◆ Problem details: Print the lines below without any change, starting at the line that contains "1466, 393, 1634]" and stopping after the line that contains "1301, 489, 1634]".

(Layout entries based on images)
## start
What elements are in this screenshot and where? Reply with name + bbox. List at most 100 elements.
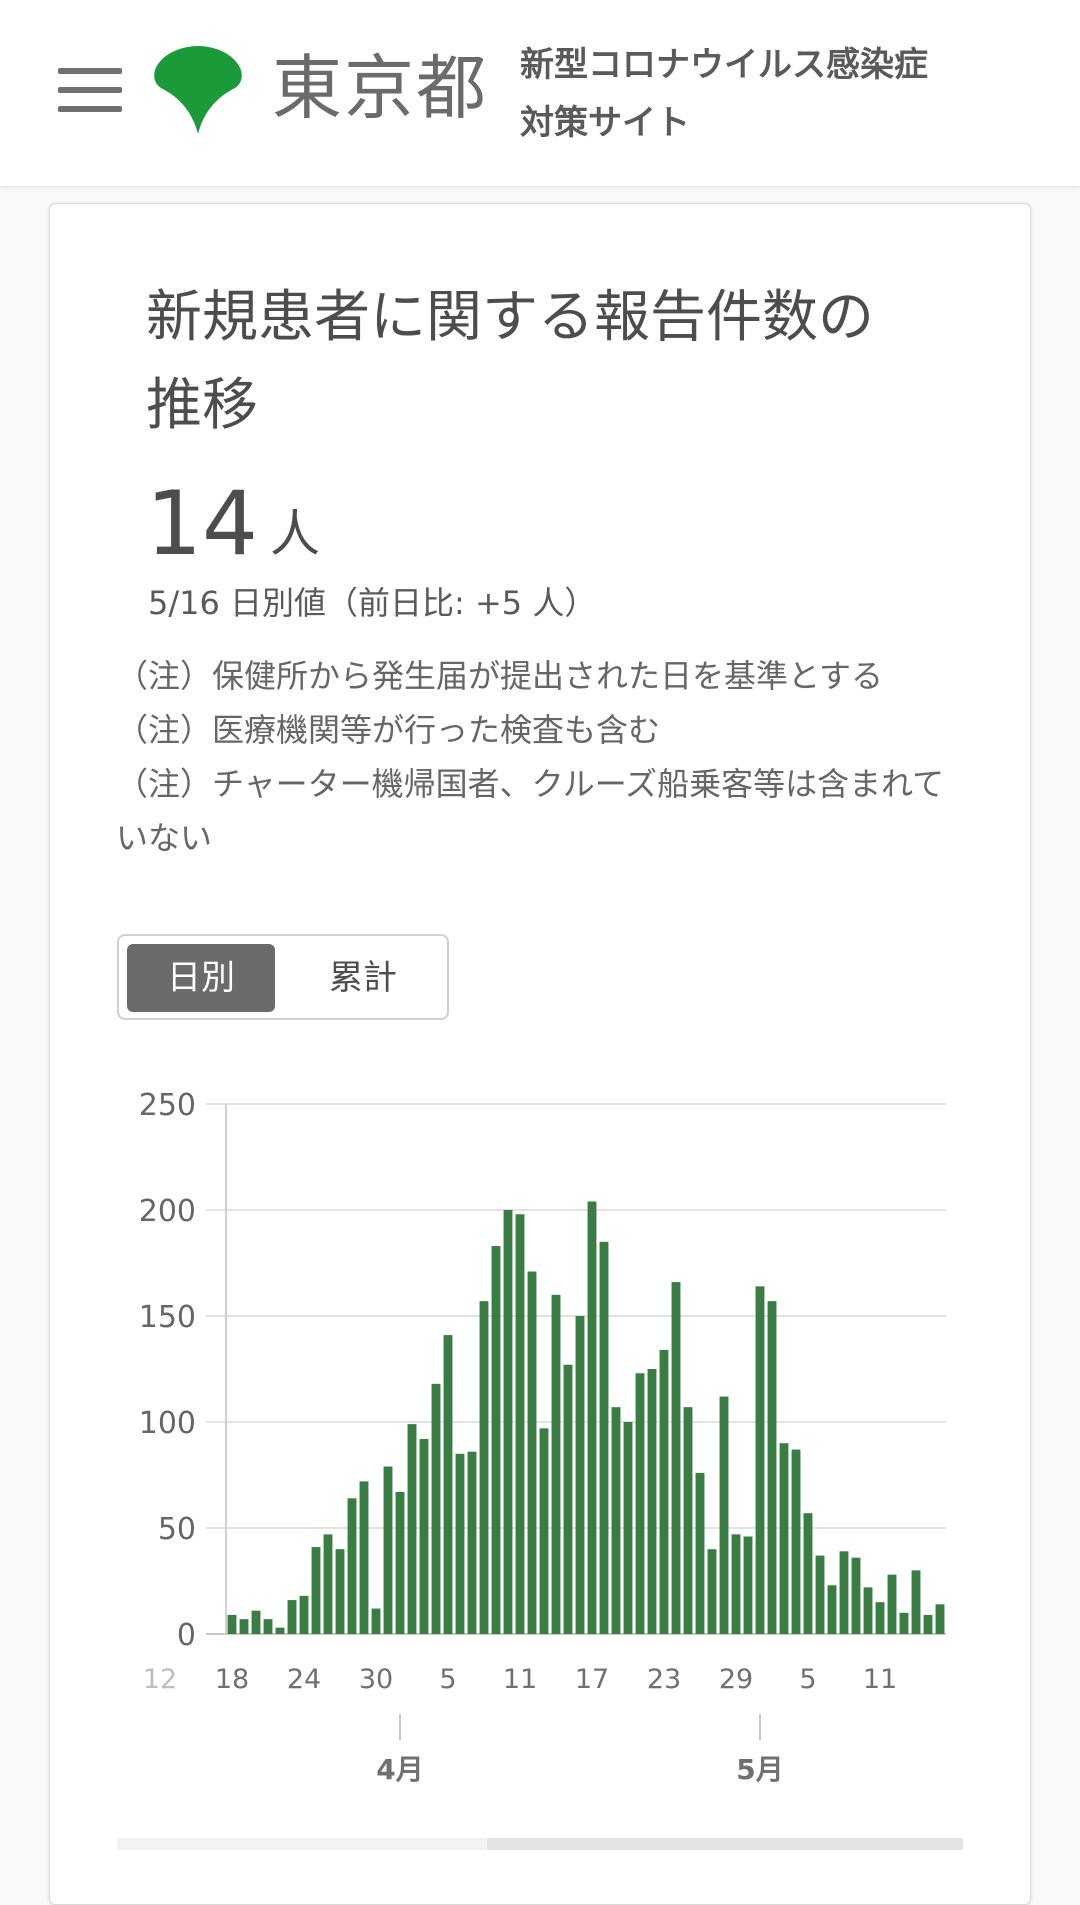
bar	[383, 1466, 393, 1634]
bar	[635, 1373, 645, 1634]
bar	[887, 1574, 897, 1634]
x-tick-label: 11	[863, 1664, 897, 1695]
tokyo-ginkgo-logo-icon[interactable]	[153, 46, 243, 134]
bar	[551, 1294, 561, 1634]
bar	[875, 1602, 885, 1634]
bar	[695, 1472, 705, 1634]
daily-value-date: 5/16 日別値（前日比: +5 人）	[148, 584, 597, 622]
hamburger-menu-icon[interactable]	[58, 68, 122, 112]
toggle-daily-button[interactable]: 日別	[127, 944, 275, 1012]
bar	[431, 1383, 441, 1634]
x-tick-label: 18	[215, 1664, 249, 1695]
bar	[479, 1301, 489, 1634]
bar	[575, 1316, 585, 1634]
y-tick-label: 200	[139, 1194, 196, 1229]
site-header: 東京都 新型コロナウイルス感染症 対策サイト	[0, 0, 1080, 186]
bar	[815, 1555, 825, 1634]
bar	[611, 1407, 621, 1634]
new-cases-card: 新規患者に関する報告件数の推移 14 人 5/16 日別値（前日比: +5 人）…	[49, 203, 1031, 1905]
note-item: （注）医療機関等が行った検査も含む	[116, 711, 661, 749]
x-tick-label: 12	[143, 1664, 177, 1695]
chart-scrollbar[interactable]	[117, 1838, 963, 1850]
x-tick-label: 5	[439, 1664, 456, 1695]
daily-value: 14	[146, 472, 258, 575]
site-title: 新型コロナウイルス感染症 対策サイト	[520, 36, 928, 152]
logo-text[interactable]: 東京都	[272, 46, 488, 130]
## end
◆ Correct output:
bar	[383, 1466, 393, 1634]
bar	[635, 1373, 645, 1634]
bar	[887, 1574, 897, 1634]
x-tick-label: 11	[863, 1664, 897, 1695]
tokyo-ginkgo-logo-icon[interactable]	[153, 46, 243, 134]
bar	[551, 1294, 561, 1634]
bar	[875, 1602, 885, 1634]
bar	[695, 1472, 705, 1634]
daily-value-date: 5/16 日別値（前日比: +5 人）	[148, 584, 597, 622]
hamburger-menu-icon[interactable]	[58, 68, 122, 112]
toggle-daily-button[interactable]: 日別	[127, 944, 275, 1012]
bar	[431, 1383, 441, 1634]
x-tick-label: 18	[215, 1664, 249, 1695]
bar	[479, 1301, 489, 1634]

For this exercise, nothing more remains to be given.